*DIRECTIONS*. Return each entry exactly, omitting nothing.

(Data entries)
———
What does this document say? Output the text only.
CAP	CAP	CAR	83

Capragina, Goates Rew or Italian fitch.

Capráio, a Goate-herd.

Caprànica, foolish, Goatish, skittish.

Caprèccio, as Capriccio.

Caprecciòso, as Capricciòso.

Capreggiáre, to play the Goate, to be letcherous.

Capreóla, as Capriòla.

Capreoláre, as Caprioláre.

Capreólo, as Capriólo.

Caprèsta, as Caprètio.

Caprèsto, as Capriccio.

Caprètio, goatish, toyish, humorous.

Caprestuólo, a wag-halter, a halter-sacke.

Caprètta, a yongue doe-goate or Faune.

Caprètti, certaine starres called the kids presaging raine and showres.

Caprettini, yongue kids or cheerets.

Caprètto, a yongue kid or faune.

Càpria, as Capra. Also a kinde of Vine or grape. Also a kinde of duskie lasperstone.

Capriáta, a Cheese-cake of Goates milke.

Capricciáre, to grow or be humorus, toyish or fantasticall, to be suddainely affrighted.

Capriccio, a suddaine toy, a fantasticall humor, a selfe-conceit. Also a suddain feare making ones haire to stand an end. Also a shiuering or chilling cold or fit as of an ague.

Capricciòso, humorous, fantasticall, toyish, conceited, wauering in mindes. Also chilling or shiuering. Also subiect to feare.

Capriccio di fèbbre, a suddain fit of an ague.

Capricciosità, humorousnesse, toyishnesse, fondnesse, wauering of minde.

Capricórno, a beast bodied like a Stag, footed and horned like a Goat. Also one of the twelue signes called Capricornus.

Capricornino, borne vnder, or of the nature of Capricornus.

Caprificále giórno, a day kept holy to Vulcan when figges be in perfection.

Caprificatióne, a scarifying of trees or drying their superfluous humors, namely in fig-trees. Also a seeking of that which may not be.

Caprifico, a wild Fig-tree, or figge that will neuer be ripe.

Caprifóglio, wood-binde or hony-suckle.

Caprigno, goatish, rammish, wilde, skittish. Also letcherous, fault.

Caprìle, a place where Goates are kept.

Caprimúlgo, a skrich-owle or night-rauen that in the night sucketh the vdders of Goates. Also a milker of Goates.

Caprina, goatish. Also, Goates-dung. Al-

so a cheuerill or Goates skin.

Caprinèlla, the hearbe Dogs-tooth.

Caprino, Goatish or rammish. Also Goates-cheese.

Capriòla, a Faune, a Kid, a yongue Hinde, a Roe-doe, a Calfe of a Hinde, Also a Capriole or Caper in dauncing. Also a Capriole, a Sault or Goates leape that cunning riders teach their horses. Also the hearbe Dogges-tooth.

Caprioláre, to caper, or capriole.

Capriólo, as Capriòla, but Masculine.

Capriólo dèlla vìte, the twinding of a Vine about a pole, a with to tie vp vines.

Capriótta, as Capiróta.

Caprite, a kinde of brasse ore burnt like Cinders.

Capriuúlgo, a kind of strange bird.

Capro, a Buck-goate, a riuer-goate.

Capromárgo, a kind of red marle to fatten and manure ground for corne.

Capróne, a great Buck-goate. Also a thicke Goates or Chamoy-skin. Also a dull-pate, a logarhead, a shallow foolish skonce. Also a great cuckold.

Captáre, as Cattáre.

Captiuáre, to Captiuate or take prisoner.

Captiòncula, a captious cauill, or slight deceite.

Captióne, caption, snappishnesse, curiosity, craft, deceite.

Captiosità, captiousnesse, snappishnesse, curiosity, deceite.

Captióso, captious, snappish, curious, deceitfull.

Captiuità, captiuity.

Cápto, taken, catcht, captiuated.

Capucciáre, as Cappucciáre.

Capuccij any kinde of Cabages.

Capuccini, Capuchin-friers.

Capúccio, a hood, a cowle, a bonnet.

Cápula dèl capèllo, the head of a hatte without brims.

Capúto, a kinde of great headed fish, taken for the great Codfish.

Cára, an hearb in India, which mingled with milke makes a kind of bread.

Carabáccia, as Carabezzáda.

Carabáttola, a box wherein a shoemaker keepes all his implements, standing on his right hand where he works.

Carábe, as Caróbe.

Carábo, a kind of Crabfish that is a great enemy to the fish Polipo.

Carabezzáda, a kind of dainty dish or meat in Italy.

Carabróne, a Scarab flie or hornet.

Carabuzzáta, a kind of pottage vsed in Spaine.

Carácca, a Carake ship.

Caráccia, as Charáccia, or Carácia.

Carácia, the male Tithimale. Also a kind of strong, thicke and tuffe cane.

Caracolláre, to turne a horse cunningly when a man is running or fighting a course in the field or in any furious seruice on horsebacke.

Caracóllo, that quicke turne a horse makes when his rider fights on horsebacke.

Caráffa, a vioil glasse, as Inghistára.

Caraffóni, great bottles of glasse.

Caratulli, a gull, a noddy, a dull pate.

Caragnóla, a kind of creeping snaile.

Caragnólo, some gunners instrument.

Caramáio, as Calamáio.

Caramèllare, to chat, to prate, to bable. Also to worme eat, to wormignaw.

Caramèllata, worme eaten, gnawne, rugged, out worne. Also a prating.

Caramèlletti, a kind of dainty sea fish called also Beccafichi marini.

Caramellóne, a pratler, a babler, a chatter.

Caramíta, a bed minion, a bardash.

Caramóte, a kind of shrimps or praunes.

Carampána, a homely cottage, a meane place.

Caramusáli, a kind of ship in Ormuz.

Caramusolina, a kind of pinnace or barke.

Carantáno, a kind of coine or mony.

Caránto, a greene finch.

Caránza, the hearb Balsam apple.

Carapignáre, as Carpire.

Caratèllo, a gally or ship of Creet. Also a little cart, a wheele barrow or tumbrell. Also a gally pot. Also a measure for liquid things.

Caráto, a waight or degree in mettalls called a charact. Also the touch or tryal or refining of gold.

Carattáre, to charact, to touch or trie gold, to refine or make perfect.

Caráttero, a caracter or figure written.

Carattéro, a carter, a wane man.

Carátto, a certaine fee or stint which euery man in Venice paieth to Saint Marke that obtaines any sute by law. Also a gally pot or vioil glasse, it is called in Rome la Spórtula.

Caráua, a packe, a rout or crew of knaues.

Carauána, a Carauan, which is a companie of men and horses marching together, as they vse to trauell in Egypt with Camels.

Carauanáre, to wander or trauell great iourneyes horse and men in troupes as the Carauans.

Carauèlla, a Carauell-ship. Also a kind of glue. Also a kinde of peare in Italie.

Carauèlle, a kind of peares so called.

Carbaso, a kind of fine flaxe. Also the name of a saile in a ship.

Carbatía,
———
*OUTPUT BELOW*.
What does this document say? Output the text only.
CAP	CAP	CAR	83

Capragina, Goates Rew or Italian fitch.

Capráio, a Goate-herd.

Caprànica, foolish, Goatish, skittish.

Caprèccio, as Capriccio.

Caprecciòso, as Capricciòso.

Capreggiáre, to play the Goate, to be letcherous.

Capreóla, as Capriòla.

Capreoláre, as Caprioláre.

Capreólo, as Capriólo.

Caprèsta, as Caprètio.

Caprèsto, as Capriccio.

Caprètio, goatish, toyish, humorous.

Caprestuólo, a wag-halter, a halter-sacke.

Caprètta, a yongue doe-goate or Faune.

Caprètti, certaine starres called the kids presaging raine and showres.

Caprettini, yongue kids or cheerets.

Caprètto, a yongue kid or faune.

Càpria, as Capra. Also a kinde of Vine or grape. Also a kinde of duskie lasperstone.

Capriáta, a Cheese-cake of Goates milke.

Capricciáre, to grow or be humorus, toyish or fantasticall, to be suddainely affrighted.

Capriccio, a suddaine toy, a fantasticall humor, a selfe-conceit. Also a suddain feare making ones haire to stand an end. Also a shiuering or chilling cold or fit as of an ague.

Capricciòso, humorous, fantasticall, toyish, conceited, wauering in mindes. Also chilling or shiuering. Also subiect to feare.

Capriccio di fèbbre, a suddain fit of an ague.

Capricciosità, humorousnesse, toyishnesse, fondnesse, wauering of minde.

Capricórno, a beast bodied like a Stag, footed and horned like a Goat. Also one of the twelue signes called Capricornus.

Capricornino, borne vnder, or of the nature of Capricornus.

Caprificále giórno, a day kept holy to Vulcan when figges be in perfection.

Caprificatióne, a scarifying of trees or drying their superfluous humors, namely in fig-trees. Also a seeking of that which may not be.

Caprifico, a wild Fig-tree, or figge that will neuer be ripe.

Caprifóglio, wood-binde or hony-suckle.

Caprigno, goatish, rammish, wilde, skittish. Also letcherous, fault.

Caprìle, a place where Goates are kept.

Caprimúlgo, a skrich-owle or night-rauen that in the night sucketh the vdders of Goates. Also a milker of Goates.

Caprina, goatish. Also, Goates-dung. Al-

so a cheuerill or Goates skin.

Caprinèlla, the hearbe Dogs-tooth.

Caprino, Goatish or rammish. Also Goates-cheese.

Capriòla, a Faune, a Kid, a yongue Hinde, a Roe-doe, a Calfe of a Hinde, Also a Capriole or Caper in dauncing. Also a Capriole, a Sault or Goates leape that cunning riders teach their horses. Also the hearbe Dogges-tooth.

Caprioláre, to caper, or capriole.

Capriólo, as Capriòla, but Masculine.

Capriólo dèlla vìte, the twinding of a Vine about a pole, a with to tie vp vines.

Capriótta, as Capiróta.

Caprite, a kinde of brasse ore burnt like Cinders.

Capriuúlgo, a kind of strange bird.

Capro, a Buck-goate, a riuer-goate.

Capromárgo, a kind of red marle to fatten and manure ground for corne.

Capróne, a great Buck-goate. Also a thicke Goates or Chamoy-skin. Also a dull-pate, a logarhead, a shallow foolish skonce. Also a great cuckold.

Captáre, as Cattáre.

Captiuáre, to Captiuate or take prisoner.

Captiòncula, a captious cauill, or slight deceite.

Captióne, caption, snappishnesse, curiosity, craft, deceite.

Captiosità, captiousnesse, snappishnesse, curiosity, deceite.

Captióso, captious, snappish, curious, deceitfull.

Captiuità, captiuity.

Cápto, taken, catcht, captiuated.

Capucciáre, as Cappucciáre.

Capuccij any kinde of Cabages.

Capuccini, Capuchin-friers.

Capúccio, a hood, a cowle, a bonnet.

Cápula dèl capèllo, the head of a hatte without brims.

Capúto, a kinde of great headed fish, taken for the great Codfish.

Cára, an hearb in India, which mingled with milke makes a kind of bread.

Carabáccia, as Carabezzáda.

Carabáttola, a box wherein a shoemaker keepes all his implements, standing on his right hand where he works.

Carábe, as Caróbe.

Carábo, a kind of Crabfish that is a great enemy to the fish Polipo.

Carabezzáda, a kind of dainty dish or meat in Italy.

Carabróne, a Scarab flie or hornet.

Carabuzzáta, a kind of pottage vsed in Spaine.

Carácca, a Carake ship.

Caráccia, as Charáccia, or Carácia.

Carácia, the male Tithimale. Also a kind of strong, thicke and tuffe cane.

Caracolláre, to turne a horse cunningly when a man is running or fighting a course in the field or in any furious seruice on horsebacke.

Caracóllo, that quicke turne a horse makes when his rider fights on horsebacke.

Caráffa, a vioil glasse, as Inghistára.

Caraffóni, great bottles of glasse.

Caratulli, a gull, a noddy, a dull pate.

Caragnóla, a kind of creeping snaile.

Caragnólo, some gunners instrument.

Caramáio, as Calamáio.

Caramèllare, to chat, to prate, to bable. Also to worme eat, to wormignaw.

Caramèllata, worme eaten, gnawne, rugged, out worne. Also a prating.

Caramèlletti, a kind of dainty sea fish called also Beccafichi marini.

Caramellóne, a pratler, a babler, a chatter.

Caramíta, a bed minion, a bardash.

Caramóte, a kind of shrimps or praunes.

Carampána, a homely cottage, a meane place.

Caramusáli, a kind of ship in Ormuz.

Caramusolina, a kind of pinnace or barke.

Carantáno, a kind of coine or mony.

Caránto, a greene finch.

Caránza, the hearb Balsam apple.

Carapignáre, as Carpire.

Caratèllo, a gally or ship of Creet. Also a little cart, a wheele barrow or tumbrell. Also a gally pot. Also a measure for liquid things.

Caráto, a waight or degree in mettalls called a charact. Also the touch or tryal or refining of gold.

Carattáre, to charact, to touch or trie gold, to refine or make perfect.

Caráttero, a caracter or figure written.

Carattéro, a carter, a wane man.

Carátto, a certaine fee or stint which euery man in Venice paieth to Saint Marke that obtaines any sute by law. Also a gally pot or vioil glasse, it is called in Rome la Spórtula.

Caráua, a packe, a rout or crew of knaues.

Carauána, a Carauan, which is a companie of men and horses marching together, as they vse to trauell in Egypt with Camels.

Carauanáre, to wander or trauell great iourneyes horse and men in troupes as the Carauans.

Carauèlla, a Carauell-ship. Also a kind of glue. Also a kinde of peare in Italie.

Carauèlle, a kind of peares so called.

Carbaso, a kind of fine flaxe. Also the name of a saile in a ship.

Carbatía,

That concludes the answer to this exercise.